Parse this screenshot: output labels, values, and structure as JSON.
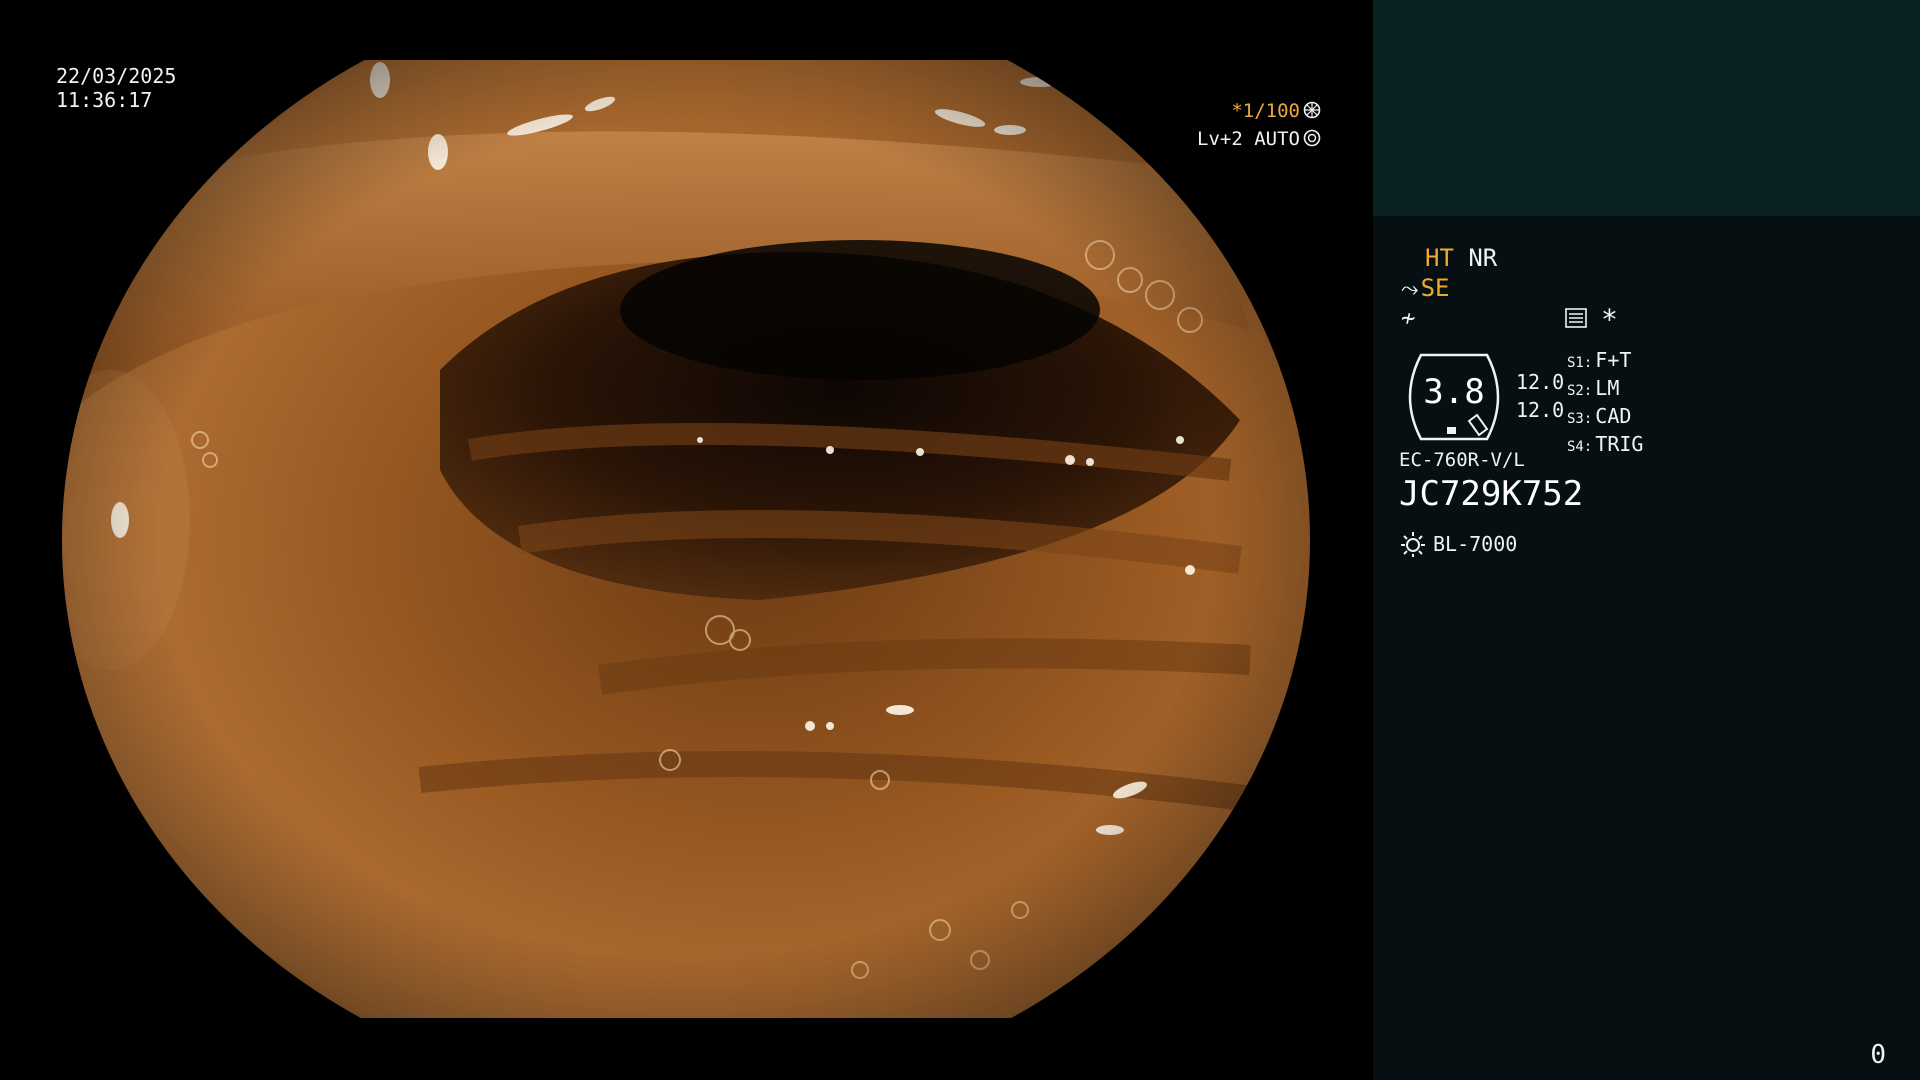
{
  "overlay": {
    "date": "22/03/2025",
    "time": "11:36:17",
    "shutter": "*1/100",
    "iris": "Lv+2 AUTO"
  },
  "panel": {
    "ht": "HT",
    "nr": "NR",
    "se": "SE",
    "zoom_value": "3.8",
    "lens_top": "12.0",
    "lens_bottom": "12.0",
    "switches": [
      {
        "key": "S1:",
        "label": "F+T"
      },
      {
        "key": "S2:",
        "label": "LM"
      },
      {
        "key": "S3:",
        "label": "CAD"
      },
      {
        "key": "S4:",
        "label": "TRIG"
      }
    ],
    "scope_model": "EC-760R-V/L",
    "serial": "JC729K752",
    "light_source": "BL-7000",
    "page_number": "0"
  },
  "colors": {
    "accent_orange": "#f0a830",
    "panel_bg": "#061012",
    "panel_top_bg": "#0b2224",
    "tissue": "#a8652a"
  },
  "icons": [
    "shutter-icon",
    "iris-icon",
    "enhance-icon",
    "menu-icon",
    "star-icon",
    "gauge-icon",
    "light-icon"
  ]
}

_YOUR INSTRUCTIONS_
Reproduce each line exactly, please, except for any pictures.

_SOLUTION FOR THIS EXERCISE_
Parse this screenshot: output labels, values, and structure as JSON.
{
  "overlay": {
    "date": "22/03/2025",
    "time": "11:36:17",
    "shutter": "*1/100",
    "iris": "Lv+2 AUTO"
  },
  "panel": {
    "ht": "HT",
    "nr": "NR",
    "se": "SE",
    "zoom_value": "3.8",
    "lens_top": "12.0",
    "lens_bottom": "12.0",
    "switches": [
      {
        "key": "S1:",
        "label": "F+T"
      },
      {
        "key": "S2:",
        "label": "LM"
      },
      {
        "key": "S3:",
        "label": "CAD"
      },
      {
        "key": "S4:",
        "label": "TRIG"
      }
    ],
    "scope_model": "EC-760R-V/L",
    "serial": "JC729K752",
    "light_source": "BL-7000",
    "page_number": "0"
  },
  "colors": {
    "accent_orange": "#f0a830",
    "panel_bg": "#061012",
    "panel_top_bg": "#0b2224",
    "tissue": "#a8652a"
  },
  "icons": [
    "shutter-icon",
    "iris-icon",
    "enhance-icon",
    "menu-icon",
    "star-icon",
    "gauge-icon",
    "light-icon"
  ]
}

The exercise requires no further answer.